start DATASET

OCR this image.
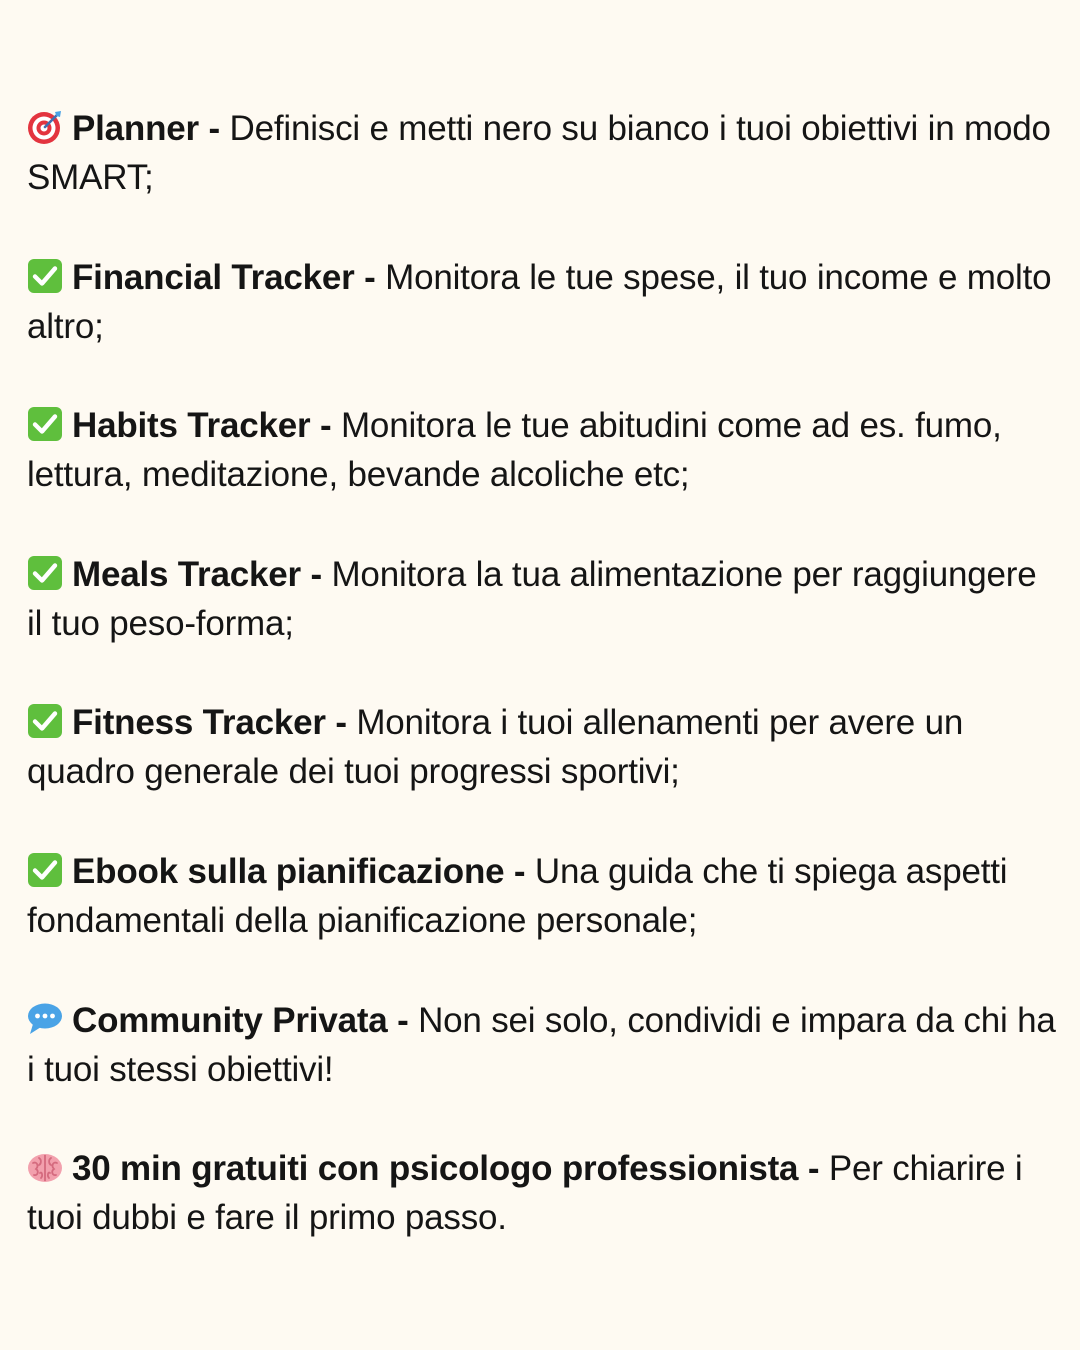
Planner - Definisci e metti nero su bianco i tuoi obiettivi in modo SMART;
Financial Tracker - Monitora le tue spese, il tuo income e molto altro;
Habits Tracker - Monitora le tue abitudini come ad es. fumo, lettura, meditazione, bevande alcoliche etc;
Meals Tracker - Monitora la tua alimentazione per raggiungere il tuo peso-forma;
Fitness Tracker - Monitora i tuoi allenamenti per avere un quadro generale dei tuoi progressi sportivi;
Ebook sulla pianificazione - Una guida che ti spiega aspetti fondamentali della pianificazione personale;
Community Privata - Non sei solo, condividi e impara da chi ha i tuoi stessi obiettivi!
30 min gratuiti con psicologo professionista - Per chiarire i tuoi dubbi e fare il primo passo.
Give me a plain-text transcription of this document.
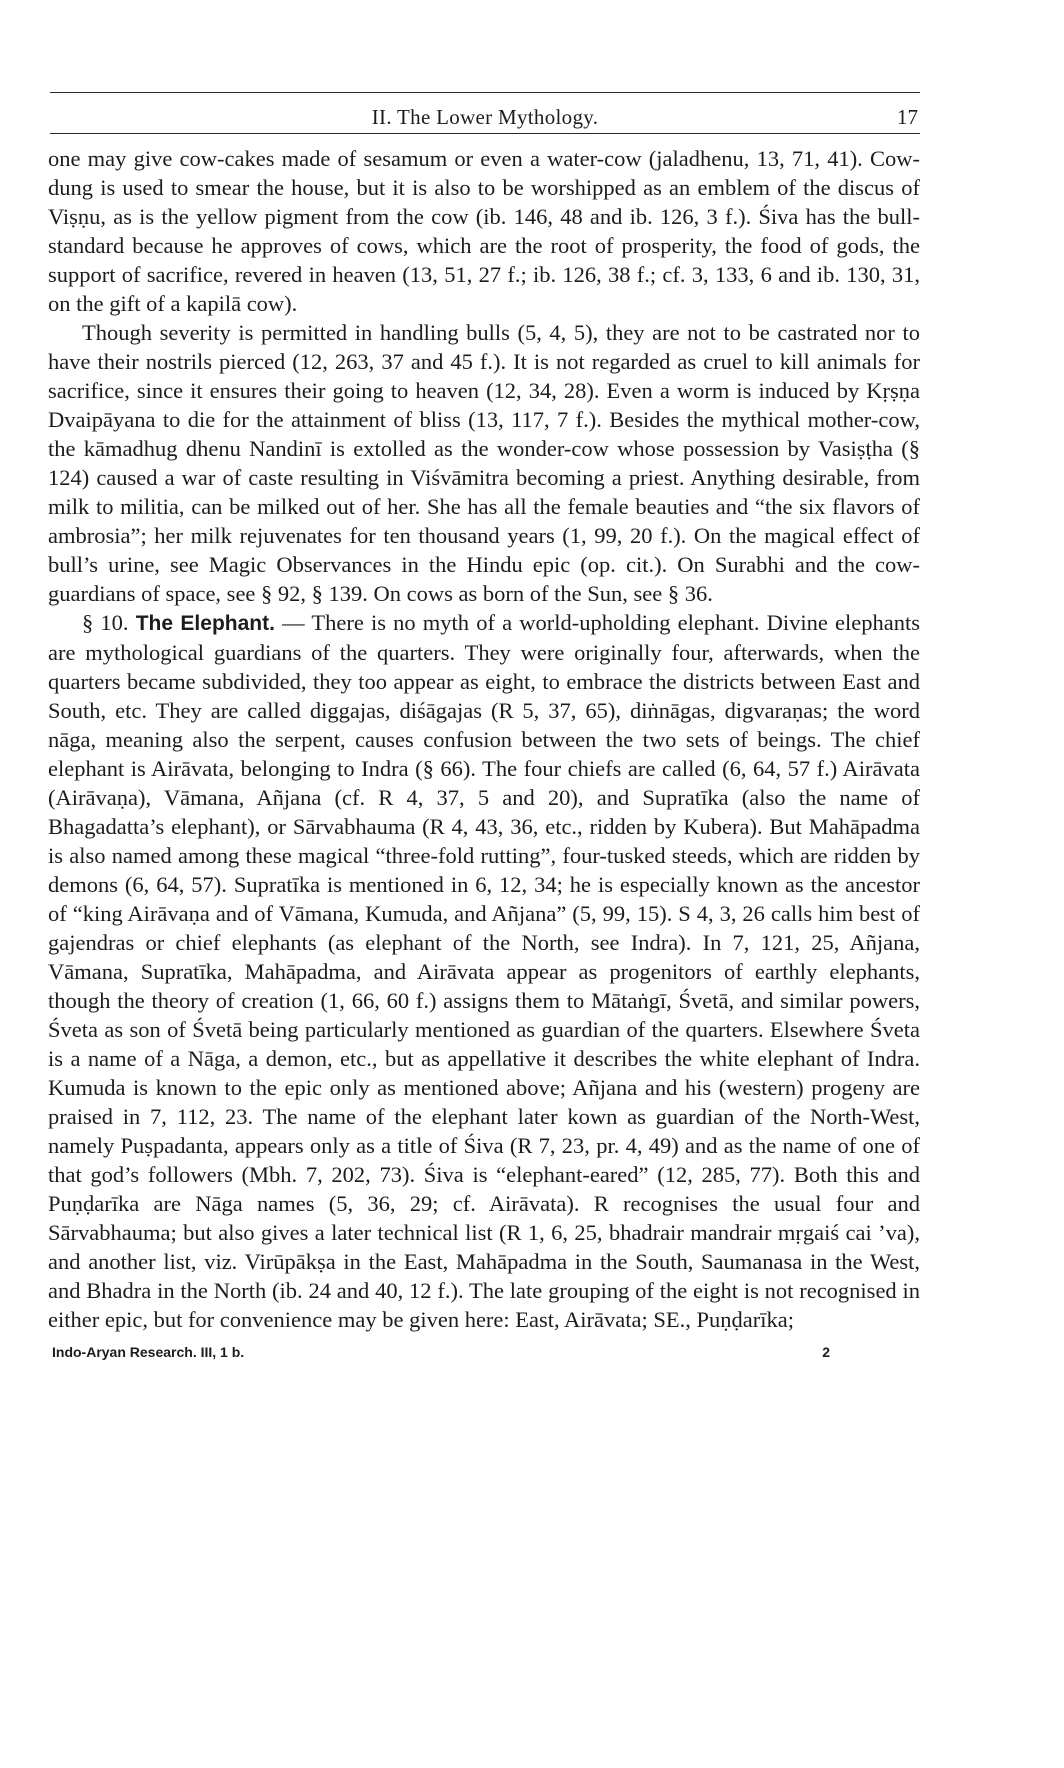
II. The Lower Mythology.	17

one may give cow-cakes made of sesamum or even a water-cow (jaladhenu, 13, 71, 41). Cow-dung is used to smear the house, but it is also to be worshipped as an emblem of the discus of Viṣṇu, as is the yellow pigment from the cow (ib. 146, 48 and ib. 126, 3 f.). Śiva has the bull-standard because he approves of cows, which are the root of prosperity, the food of gods, the support of sacrifice, revered in heaven (13, 51, 27 f.; ib. 126, 38 f.; cf. 3, 133, 6 and ib. 130, 31, on the gift of a kapilā cow).

Though severity is permitted in handling bulls (5, 4, 5), they are not to be castrated nor to have their nostrils pierced (12, 263, 37 and 45 f.). It is not regarded as cruel to kill animals for sacrifice, since it ensures their going to heaven (12, 34, 28). Even a worm is induced by Kṛṣṇa Dvaipāyana to die for the attainment of bliss (13, 117, 7 f.). Besides the mythical mother-cow, the kāmadhug dhenu Nandinī is extolled as the wonder-cow whose possession by Vasiṣṭha (§ 124) caused a war of caste resulting in Viśvāmitra becoming a priest. Anything desirable, from milk to militia, can be milked out of her. She has all the female beauties and “the six flavors of ambrosia”; her milk rejuvenates for ten thousand years (1, 99, 20 f.). On the magical effect of bull’s urine, see Magic Observances in the Hindu epic (op. cit.). On Surabhi and the cow-guardians of space, see § 92, § 139. On cows as born of the Sun, see § 36.

§ 10. The Elephant. — There is no myth of a world-upholding elephant. Divine elephants are mythological guardians of the quarters. They were originally four, afterwards, when the quarters became subdivided, they too appear as eight, to embrace the districts between East and South, etc. They are called diggajas, diśāgajas (R 5, 37, 65), diṅnāgas, digvaraṇas; the word nāga, meaning also the serpent, causes confusion between the two sets of beings. The chief elephant is Airāvata, belonging to Indra (§ 66). The four chiefs are called (6, 64, 57 f.) Airāvata (Airāvaṇa), Vāmana, Añjana (cf. R 4, 37, 5 and 20), and Supratīka (also the name of Bhagadatta’s elephant), or Sārvabhauma (R 4, 43, 36, etc., ridden by Kubera). But Mahāpadma is also named among these magical “three-fold rutting”, four-tusked steeds, which are ridden by demons (6, 64, 57). Supratīka is mentioned in 6, 12, 34; he is especially known as the ancestor of “king Airāvaṇa and of Vāmana, Kumuda, and Añjana” (5, 99, 15). S 4, 3, 26 calls him best of gajendras or chief elephants (as elephant of the North, see Indra). In 7, 121, 25, Añjana, Vāmana, Supratīka, Mahāpadma, and Airāvata appear as progenitors of earthly elephants, though the theory of creation (1, 66, 60 f.) assigns them to Mātaṅgī, Śvetā, and similar powers, Śveta as son of Śvetā being particularly mentioned as guardian of the quarters. Elsewhere Śveta is a name of a Nāga, a demon, etc., but as appellative it describes the white elephant of Indra. Kumuda is known to the epic only as mentioned above; Añjana and his (western) progeny are praised in 7, 112, 23. The name of the elephant later kown as guardian of the North-West, namely Puṣpadanta, appears only as a title of Śiva (R 7, 23, pr. 4, 49) and as the name of one of that god’s followers (Mbh. 7, 202, 73). Śiva is “elephant-eared” (12, 285, 77). Both this and Puṇḍarīka are Nāga names (5, 36, 29; cf. Airāvata). R recognises the usual four and Sārvabhauma; but also gives a later technical list (R 1, 6, 25, bhadrair mandrair mṛgaiś cai ’va), and another list, viz. Virūpākṣa in the East, Mahāpadma in the South, Saumanasa in the West, and Bhadra in the North (ib. 24 and 40, 12 f.). The late grouping of the eight is not recognised in either epic, but for convenience may be given here: East, Airāvata; SE., Puṇḍarīka;

Indo-Aryan Research. III, 1 b.	2
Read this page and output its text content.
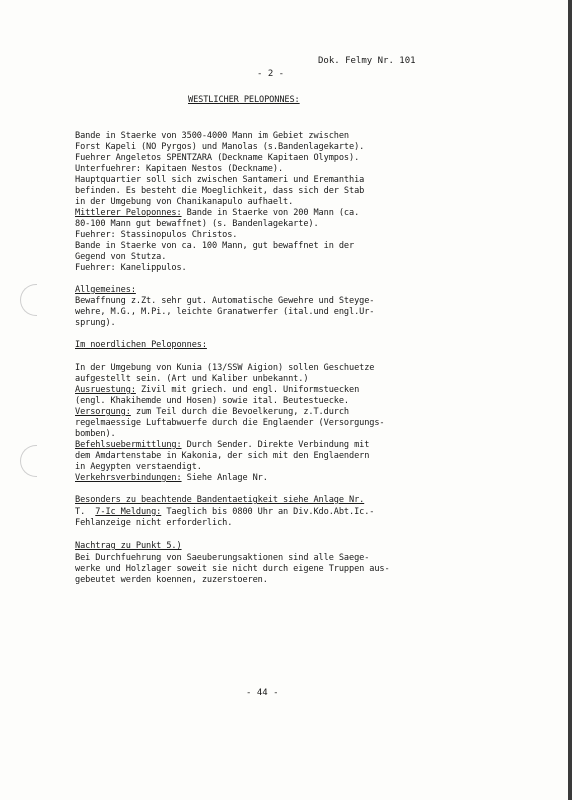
Dok. Felmy Nr. 101
- 2 -
WESTLICHER PELOPONNES:
Bande in Staerke von 3500-4000 Mann im Gebiet zwischen
Forst Kapeli (NO Pyrgos) und Manolas (s.Bandenlagekarte).
Fuehrer Angeletos SPENTZARA (Deckname Kapitaen Olympos).
Unterfuehrer: Kapitaen Nestos (Deckname).
Hauptquartier soll sich zwischen Santameri und Eremanthia
befinden. Es besteht die Moeglichkeit, dass sich der Stab
in der Umgebung von Chanikanapulo aufhaelt.
Mittlerer Peloponnes: Bande in Staerke von 200 Mann (ca.
80-100 Mann gut bewaffnet) (s. Bandenlagekarte).
Fuehrer: Stassinopulos Christos.
Bande in Staerke von ca. 100 Mann, gut bewaffnet in der
Gegend von Stutza.
Fuehrer: Kanelippulos.
Allgemeines:
Bewaffnung z.Zt. sehr gut. Automatische Gewehre und Steyge-
wehre, M.G., M.Pi., leichte Granatwerfer (ital.und engl.Ur-
sprung).
Im noerdlichen Peloponnes:
In der Umgebung von Kunia (13/SSW Aigion) sollen Geschuetze
aufgestellt sein. (Art und Kaliber unbekannt.)
Ausruestung: Zivil mit griech. und engl. Uniformstuecken
(engl. Khakihemde und Hosen) sowie ital. Beutestuecke.
Versorgung: zum Teil durch die Bevoelkerung, z.T.durch
regelmaessige Luftabwuerfe durch die Englaender (Versorgungs-
bomben).
Befehlsuebermittlung: Durch Sender. Direkte Verbindung mit
dem Amdartenstabe in Kakonia, der sich mit den Englaendern
in Aegypten verstaendigt.
Verkehrsverbindungen: Siehe Anlage Nr.
Besonders zu beachtende Bandentaetigkeit siehe Anlage Nr.
T.  7-Ic Meldung: Taeglich bis 0800 Uhr an Div.Kdo.Abt.Ic.-
Fehlanzeige nicht erforderlich.
Nachtrag zu Punkt 5.)
Bei Durchfuehrung von Saeuberungsaktionen sind alle Saege-
werke und Holzlager soweit sie nicht durch eigene Truppen aus-
gebeutet werden koennen, zuzerstoeren.
- 44 -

end DATASET

=== WORK TO COMPLETE ===
Among the entries above, how many lines hold the string "Anlage"? Respond with nothing but the number.

=== TASK SOLUTION ===
2